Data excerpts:
──────────
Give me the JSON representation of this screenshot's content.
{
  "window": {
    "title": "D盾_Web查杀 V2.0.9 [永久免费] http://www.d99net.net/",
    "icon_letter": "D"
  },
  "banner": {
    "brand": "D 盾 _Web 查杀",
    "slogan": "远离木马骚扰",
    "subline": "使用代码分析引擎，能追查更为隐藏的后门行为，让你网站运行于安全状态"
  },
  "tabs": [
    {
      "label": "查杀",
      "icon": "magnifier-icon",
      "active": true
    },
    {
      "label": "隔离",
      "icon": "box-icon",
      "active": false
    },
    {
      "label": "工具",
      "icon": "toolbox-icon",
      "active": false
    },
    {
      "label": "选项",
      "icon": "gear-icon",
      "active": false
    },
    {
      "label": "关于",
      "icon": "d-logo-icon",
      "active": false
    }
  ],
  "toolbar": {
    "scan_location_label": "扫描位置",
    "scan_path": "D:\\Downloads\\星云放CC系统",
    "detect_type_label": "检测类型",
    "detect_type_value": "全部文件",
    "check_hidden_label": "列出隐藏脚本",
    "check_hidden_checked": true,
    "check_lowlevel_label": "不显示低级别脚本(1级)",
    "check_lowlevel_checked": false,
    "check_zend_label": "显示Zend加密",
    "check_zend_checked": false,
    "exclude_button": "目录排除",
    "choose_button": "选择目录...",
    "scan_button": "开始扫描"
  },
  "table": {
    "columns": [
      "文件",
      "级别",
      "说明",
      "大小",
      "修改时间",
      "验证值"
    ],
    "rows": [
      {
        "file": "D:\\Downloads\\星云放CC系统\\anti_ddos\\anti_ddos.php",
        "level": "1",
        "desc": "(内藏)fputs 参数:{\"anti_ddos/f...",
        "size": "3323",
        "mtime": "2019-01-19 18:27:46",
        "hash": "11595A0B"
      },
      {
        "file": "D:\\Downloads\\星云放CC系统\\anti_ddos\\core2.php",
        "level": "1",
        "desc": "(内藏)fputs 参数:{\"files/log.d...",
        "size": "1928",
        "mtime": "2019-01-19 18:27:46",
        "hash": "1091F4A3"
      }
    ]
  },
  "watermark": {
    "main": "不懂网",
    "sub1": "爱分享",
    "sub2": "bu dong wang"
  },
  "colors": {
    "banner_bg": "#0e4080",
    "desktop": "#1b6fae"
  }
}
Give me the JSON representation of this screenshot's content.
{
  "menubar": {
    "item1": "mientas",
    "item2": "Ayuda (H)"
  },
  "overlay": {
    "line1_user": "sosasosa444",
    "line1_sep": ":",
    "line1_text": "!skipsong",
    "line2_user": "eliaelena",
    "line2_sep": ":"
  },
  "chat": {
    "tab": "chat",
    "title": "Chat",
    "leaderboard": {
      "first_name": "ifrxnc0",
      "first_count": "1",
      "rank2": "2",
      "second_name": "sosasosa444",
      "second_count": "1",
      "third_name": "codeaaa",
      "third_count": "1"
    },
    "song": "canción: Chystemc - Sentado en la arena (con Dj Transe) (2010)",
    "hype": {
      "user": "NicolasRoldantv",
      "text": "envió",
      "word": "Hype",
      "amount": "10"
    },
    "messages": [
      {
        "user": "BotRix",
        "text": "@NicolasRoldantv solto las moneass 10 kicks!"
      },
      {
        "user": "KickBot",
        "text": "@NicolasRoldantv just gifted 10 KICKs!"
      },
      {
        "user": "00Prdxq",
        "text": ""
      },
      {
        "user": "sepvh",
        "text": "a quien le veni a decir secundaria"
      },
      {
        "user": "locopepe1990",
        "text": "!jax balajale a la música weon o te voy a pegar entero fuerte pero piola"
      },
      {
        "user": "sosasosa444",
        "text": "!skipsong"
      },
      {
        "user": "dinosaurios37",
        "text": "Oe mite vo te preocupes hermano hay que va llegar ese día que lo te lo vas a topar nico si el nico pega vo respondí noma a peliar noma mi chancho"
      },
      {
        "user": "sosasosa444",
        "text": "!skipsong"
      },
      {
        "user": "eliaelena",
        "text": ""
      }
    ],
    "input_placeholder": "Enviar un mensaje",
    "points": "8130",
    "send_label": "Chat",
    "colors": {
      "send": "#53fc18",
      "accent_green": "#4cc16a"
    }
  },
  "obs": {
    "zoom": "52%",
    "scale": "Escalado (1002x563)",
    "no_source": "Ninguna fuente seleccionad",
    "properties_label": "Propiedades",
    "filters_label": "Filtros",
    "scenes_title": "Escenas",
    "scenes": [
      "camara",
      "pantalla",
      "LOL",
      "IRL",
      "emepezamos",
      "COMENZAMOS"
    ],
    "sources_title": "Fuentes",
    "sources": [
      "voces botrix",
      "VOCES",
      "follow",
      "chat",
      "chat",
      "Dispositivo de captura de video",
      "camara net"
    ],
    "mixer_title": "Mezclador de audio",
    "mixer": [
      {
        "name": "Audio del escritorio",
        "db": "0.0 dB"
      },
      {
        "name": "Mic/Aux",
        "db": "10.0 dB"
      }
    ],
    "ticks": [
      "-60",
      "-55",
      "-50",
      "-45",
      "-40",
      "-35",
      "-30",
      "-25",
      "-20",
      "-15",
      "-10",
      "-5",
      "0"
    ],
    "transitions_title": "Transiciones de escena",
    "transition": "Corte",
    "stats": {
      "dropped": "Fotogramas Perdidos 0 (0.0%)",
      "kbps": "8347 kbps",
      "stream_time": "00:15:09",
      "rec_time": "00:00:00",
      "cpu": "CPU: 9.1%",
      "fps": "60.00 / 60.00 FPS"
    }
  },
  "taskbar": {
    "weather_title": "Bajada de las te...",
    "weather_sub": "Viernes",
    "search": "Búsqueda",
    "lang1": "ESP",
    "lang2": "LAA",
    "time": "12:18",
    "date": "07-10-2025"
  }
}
──────────
Required task:
Go through the material above and copy each line that has the word "true".

Written reply:
      "active": true
    "check_hidden_checked": true,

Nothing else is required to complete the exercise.